◆ What is expected:
The records that follow need to be output exactly as they are.

[Source data]
# # #
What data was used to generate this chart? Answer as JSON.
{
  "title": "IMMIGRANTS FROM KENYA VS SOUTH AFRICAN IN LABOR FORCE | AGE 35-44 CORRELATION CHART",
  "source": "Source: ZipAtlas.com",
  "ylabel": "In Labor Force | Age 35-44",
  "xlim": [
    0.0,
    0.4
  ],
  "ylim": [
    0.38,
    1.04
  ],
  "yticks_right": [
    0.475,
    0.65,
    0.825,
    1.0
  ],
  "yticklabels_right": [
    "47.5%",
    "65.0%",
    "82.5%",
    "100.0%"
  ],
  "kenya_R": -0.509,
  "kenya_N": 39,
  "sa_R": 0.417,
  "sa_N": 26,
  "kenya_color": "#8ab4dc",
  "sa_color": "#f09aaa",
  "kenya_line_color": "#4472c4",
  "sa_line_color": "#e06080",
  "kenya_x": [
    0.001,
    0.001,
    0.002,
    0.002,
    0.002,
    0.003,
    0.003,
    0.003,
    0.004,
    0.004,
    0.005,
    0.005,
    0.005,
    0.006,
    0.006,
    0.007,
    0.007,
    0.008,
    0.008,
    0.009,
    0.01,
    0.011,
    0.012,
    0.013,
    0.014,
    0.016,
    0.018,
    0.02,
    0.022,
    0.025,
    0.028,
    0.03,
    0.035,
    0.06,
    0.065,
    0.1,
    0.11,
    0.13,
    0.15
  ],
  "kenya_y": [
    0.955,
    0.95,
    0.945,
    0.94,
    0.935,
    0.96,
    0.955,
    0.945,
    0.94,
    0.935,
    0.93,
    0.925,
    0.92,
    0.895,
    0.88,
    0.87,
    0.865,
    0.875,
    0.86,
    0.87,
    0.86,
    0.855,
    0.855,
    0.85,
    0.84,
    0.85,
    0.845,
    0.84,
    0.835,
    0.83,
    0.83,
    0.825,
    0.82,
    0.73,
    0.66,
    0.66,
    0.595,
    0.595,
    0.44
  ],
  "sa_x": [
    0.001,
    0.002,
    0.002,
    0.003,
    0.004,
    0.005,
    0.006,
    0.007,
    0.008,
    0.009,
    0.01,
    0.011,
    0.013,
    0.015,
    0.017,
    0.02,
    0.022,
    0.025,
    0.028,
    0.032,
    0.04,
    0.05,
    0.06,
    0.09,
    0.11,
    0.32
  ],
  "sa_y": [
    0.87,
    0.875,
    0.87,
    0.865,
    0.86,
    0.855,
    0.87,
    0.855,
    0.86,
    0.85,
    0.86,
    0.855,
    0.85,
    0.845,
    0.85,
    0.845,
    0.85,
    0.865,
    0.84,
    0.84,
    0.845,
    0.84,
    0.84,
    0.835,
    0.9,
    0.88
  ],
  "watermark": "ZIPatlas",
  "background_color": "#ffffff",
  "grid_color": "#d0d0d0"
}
# # #
◆ Solution for this problem:
What data was used to generate this chart? Answer as JSON.
{
  "title": "IMMIGRANTS FROM KENYA VS SOUTH AFRICAN IN LABOR FORCE | AGE 35-44 CORRELATION CHART",
  "source": "Source: ZipAtlas.com",
  "ylabel": "In Labor Force | Age 35-44",
  "xlim": [
    0.0,
    0.4
  ],
  "ylim": [
    0.38,
    1.04
  ],
  "yticks_right": [
    0.475,
    0.65,
    0.825,
    1.0
  ],
  "yticklabels_right": [
    "47.5%",
    "65.0%",
    "82.5%",
    "100.0%"
  ],
  "kenya_R": -0.509,
  "kenya_N": 39,
  "sa_R": 0.417,
  "sa_N": 26,
  "kenya_color": "#8ab4dc",
  "sa_color": "#f09aaa",
  "kenya_line_color": "#4472c4",
  "sa_line_color": "#e06080",
  "kenya_x": [
    0.001,
    0.001,
    0.002,
    0.002,
    0.002,
    0.003,
    0.003,
    0.003,
    0.004,
    0.004,
    0.005,
    0.005,
    0.005,
    0.006,
    0.006,
    0.007,
    0.007,
    0.008,
    0.008,
    0.009,
    0.01,
    0.011,
    0.012,
    0.013,
    0.014,
    0.016,
    0.018,
    0.02,
    0.022,
    0.025,
    0.028,
    0.03,
    0.035,
    0.06,
    0.065,
    0.1,
    0.11,
    0.13,
    0.15
  ],
  "kenya_y": [
    0.955,
    0.95,
    0.945,
    0.94,
    0.935,
    0.96,
    0.955,
    0.945,
    0.94,
    0.935,
    0.93,
    0.925,
    0.92,
    0.895,
    0.88,
    0.87,
    0.865,
    0.875,
    0.86,
    0.87,
    0.86,
    0.855,
    0.855,
    0.85,
    0.84,
    0.85,
    0.845,
    0.84,
    0.835,
    0.83,
    0.83,
    0.825,
    0.82,
    0.73,
    0.66,
    0.66,
    0.595,
    0.595,
    0.44
  ],
  "sa_x": [
    0.001,
    0.002,
    0.002,
    0.003,
    0.004,
    0.005,
    0.006,
    0.007,
    0.008,
    0.009,
    0.01,
    0.011,
    0.013,
    0.015,
    0.017,
    0.02,
    0.022,
    0.025,
    0.028,
    0.032,
    0.04,
    0.05,
    0.06,
    0.09,
    0.11,
    0.32
  ],
  "sa_y": [
    0.87,
    0.875,
    0.87,
    0.865,
    0.86,
    0.855,
    0.87,
    0.855,
    0.86,
    0.85,
    0.86,
    0.855,
    0.85,
    0.845,
    0.85,
    0.845,
    0.85,
    0.865,
    0.84,
    0.84,
    0.845,
    0.84,
    0.84,
    0.835,
    0.9,
    0.88
  ],
  "watermark": "ZIPatlas",
  "background_color": "#ffffff",
  "grid_color": "#d0d0d0"
}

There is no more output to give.